[Collected data entries]
· · · · ·

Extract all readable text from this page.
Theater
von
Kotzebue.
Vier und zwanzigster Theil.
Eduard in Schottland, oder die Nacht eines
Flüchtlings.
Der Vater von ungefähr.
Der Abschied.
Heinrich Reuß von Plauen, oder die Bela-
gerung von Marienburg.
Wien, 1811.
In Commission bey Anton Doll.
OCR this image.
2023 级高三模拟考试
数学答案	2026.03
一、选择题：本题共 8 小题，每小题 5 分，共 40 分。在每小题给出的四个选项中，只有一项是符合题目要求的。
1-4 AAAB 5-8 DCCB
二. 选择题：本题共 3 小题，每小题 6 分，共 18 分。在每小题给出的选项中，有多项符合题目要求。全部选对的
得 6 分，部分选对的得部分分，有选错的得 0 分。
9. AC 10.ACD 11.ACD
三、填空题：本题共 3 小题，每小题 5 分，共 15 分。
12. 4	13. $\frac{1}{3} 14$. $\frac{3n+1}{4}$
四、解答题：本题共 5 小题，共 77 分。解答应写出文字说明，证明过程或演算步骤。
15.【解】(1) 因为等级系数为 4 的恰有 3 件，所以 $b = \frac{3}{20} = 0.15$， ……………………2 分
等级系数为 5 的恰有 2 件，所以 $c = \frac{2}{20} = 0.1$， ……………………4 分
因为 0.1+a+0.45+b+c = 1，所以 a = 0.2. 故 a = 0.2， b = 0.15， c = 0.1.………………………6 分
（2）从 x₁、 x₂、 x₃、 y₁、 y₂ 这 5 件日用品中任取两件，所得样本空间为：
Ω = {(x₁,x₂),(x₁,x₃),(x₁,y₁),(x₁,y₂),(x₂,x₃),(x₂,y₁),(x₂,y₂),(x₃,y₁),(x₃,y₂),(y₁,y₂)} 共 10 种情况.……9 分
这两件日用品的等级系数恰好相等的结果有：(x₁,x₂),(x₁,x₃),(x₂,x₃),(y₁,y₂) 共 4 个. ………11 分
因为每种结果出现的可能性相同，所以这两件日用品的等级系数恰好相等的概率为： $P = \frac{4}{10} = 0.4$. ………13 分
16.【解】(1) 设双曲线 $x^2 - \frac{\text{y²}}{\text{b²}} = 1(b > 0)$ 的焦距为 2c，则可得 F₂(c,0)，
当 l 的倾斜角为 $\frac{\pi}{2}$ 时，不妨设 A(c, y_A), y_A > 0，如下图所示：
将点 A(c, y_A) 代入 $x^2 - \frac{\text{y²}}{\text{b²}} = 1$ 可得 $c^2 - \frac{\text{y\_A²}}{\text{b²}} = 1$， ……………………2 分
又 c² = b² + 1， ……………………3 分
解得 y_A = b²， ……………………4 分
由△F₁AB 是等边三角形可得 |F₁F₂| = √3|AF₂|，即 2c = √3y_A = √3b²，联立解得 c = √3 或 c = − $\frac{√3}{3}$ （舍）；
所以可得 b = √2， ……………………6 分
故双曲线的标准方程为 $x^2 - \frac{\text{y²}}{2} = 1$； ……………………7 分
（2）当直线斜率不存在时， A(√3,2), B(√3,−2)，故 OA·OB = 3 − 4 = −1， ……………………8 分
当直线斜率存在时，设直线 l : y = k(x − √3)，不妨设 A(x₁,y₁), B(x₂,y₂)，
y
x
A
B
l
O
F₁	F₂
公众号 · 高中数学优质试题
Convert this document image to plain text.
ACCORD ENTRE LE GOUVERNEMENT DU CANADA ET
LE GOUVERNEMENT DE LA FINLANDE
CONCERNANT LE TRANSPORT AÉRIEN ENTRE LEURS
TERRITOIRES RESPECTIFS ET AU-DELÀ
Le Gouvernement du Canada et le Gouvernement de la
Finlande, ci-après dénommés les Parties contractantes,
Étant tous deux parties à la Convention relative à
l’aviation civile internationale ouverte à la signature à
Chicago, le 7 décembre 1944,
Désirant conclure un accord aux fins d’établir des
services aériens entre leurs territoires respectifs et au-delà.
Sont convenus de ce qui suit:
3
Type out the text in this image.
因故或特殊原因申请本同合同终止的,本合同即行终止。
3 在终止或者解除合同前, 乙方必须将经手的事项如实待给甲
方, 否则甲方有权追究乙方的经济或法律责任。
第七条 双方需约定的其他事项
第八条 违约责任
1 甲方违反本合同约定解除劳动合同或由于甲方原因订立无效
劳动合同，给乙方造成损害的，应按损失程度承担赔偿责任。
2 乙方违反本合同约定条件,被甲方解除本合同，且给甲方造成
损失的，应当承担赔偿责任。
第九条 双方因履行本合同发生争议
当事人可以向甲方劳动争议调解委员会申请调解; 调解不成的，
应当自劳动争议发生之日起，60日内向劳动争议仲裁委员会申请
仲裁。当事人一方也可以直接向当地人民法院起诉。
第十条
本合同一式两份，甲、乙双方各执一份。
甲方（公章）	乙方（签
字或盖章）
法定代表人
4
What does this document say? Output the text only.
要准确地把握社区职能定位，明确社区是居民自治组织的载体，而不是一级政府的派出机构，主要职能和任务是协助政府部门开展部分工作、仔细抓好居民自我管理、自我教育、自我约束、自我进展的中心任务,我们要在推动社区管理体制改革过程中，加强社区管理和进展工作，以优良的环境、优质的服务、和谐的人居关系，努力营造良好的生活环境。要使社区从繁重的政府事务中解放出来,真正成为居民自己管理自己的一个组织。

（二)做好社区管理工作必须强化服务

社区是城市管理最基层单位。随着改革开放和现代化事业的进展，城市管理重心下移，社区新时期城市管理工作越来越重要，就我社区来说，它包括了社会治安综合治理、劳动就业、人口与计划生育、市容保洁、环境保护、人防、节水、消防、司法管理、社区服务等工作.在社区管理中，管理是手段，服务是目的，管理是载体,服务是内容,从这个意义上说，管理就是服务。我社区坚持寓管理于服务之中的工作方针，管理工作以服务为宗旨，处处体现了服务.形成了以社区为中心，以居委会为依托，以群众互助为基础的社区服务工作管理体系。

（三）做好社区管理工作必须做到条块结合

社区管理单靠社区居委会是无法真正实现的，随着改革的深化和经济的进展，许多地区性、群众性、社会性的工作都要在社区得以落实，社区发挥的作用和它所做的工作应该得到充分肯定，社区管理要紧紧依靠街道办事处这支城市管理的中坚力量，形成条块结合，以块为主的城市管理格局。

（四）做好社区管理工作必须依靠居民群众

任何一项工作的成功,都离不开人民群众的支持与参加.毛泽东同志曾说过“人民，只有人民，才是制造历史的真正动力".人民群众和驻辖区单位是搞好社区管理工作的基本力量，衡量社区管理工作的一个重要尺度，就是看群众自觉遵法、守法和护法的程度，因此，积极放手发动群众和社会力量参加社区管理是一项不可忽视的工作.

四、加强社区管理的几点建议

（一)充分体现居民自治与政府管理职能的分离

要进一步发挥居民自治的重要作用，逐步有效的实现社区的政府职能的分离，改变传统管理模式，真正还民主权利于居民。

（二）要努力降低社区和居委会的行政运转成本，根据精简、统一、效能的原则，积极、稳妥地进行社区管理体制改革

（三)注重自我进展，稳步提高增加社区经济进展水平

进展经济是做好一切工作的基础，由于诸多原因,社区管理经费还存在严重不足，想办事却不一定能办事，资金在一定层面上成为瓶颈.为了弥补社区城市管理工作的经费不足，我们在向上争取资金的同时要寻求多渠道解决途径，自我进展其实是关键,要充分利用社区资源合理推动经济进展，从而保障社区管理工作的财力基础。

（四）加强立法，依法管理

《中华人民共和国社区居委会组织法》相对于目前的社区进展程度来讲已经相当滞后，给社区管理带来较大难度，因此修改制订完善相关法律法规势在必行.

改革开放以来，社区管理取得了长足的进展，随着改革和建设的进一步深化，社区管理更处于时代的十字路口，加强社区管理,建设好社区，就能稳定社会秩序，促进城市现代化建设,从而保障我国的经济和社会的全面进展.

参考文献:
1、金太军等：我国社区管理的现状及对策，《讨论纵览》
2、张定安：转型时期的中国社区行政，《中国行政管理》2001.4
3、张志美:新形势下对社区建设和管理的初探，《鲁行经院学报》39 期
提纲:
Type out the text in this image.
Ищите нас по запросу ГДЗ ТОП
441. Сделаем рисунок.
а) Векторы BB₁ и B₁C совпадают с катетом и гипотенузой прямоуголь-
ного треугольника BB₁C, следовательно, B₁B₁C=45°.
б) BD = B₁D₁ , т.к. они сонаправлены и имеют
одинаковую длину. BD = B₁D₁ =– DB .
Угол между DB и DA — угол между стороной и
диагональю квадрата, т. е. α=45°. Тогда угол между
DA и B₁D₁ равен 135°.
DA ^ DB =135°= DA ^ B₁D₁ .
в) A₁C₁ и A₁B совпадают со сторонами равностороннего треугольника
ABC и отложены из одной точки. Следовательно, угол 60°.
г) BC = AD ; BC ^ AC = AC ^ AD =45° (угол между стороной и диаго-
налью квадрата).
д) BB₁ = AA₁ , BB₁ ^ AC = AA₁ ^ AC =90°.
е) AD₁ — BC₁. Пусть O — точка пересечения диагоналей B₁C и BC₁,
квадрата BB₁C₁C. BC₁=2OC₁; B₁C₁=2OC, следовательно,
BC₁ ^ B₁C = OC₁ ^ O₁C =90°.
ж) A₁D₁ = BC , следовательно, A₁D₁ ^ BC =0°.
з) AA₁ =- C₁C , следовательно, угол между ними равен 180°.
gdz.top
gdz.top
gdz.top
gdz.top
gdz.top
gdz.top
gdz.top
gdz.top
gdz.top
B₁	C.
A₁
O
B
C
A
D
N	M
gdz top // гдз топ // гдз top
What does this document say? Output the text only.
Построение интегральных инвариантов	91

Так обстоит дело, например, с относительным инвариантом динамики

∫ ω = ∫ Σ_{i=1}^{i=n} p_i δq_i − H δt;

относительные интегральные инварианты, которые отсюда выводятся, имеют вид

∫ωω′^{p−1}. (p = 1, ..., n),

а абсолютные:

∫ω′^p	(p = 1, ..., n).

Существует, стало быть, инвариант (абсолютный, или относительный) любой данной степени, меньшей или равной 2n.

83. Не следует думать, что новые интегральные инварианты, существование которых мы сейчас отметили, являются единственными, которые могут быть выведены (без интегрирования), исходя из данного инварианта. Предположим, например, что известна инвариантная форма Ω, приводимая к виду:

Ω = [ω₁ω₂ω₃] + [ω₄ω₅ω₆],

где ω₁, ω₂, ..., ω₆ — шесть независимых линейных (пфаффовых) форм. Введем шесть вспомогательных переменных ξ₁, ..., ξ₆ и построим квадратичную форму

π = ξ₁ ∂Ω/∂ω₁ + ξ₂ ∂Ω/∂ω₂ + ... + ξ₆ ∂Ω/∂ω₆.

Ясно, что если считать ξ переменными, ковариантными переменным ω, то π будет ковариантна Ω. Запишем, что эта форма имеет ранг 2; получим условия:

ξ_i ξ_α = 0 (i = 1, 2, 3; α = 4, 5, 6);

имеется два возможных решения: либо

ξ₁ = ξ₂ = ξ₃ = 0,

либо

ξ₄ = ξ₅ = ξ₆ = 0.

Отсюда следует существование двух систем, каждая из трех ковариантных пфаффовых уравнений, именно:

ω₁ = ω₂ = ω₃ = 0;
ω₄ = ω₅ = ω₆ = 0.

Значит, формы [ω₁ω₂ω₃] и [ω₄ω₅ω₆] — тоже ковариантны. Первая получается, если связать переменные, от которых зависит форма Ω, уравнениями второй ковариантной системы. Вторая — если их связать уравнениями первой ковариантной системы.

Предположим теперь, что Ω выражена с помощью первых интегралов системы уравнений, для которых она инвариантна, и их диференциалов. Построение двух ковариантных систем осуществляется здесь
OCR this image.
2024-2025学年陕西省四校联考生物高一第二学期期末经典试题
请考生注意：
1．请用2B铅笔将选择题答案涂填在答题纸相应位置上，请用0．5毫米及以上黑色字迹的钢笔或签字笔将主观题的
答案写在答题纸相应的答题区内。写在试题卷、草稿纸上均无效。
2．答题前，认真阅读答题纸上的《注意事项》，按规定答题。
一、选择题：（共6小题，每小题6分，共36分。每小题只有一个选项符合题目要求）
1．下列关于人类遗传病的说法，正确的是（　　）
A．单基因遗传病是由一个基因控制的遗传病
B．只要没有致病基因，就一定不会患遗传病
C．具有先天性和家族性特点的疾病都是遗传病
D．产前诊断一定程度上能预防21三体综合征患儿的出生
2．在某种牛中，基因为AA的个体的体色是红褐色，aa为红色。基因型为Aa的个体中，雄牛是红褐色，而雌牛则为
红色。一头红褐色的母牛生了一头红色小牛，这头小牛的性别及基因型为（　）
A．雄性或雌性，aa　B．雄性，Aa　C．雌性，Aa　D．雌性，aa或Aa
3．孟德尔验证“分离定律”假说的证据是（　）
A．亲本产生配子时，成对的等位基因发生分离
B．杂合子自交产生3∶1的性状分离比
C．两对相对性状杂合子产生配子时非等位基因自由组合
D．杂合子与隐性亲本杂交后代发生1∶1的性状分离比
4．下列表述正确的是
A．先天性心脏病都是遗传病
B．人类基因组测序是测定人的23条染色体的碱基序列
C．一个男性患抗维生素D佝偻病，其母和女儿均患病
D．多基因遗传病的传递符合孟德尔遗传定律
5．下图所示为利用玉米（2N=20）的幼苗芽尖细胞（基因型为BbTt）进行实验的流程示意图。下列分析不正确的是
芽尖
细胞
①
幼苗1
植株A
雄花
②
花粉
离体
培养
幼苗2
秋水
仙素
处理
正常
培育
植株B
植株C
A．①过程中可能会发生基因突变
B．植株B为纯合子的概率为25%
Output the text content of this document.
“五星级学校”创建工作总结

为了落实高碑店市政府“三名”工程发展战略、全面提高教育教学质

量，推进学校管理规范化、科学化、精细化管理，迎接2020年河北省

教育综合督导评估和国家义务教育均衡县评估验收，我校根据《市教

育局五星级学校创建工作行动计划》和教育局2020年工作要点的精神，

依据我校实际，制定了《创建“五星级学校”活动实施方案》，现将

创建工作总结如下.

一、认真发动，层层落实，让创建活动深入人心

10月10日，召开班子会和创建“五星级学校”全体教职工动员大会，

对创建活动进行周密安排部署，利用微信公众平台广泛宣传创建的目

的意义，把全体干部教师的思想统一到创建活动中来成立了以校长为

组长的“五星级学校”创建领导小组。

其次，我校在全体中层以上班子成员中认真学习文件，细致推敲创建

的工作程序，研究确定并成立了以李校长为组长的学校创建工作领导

· · · · ·

PROBLEM:
List each line of the records that holds the string "Построение".

TASK RESULT:
Построение интегральных инвариантов	91
Предположим теперь, что Ω выражена с помощью первых интегралов системы уравнений, для которых она инвариантна, и их диференциалов. Построение двух ковариантных систем осуществляется здесь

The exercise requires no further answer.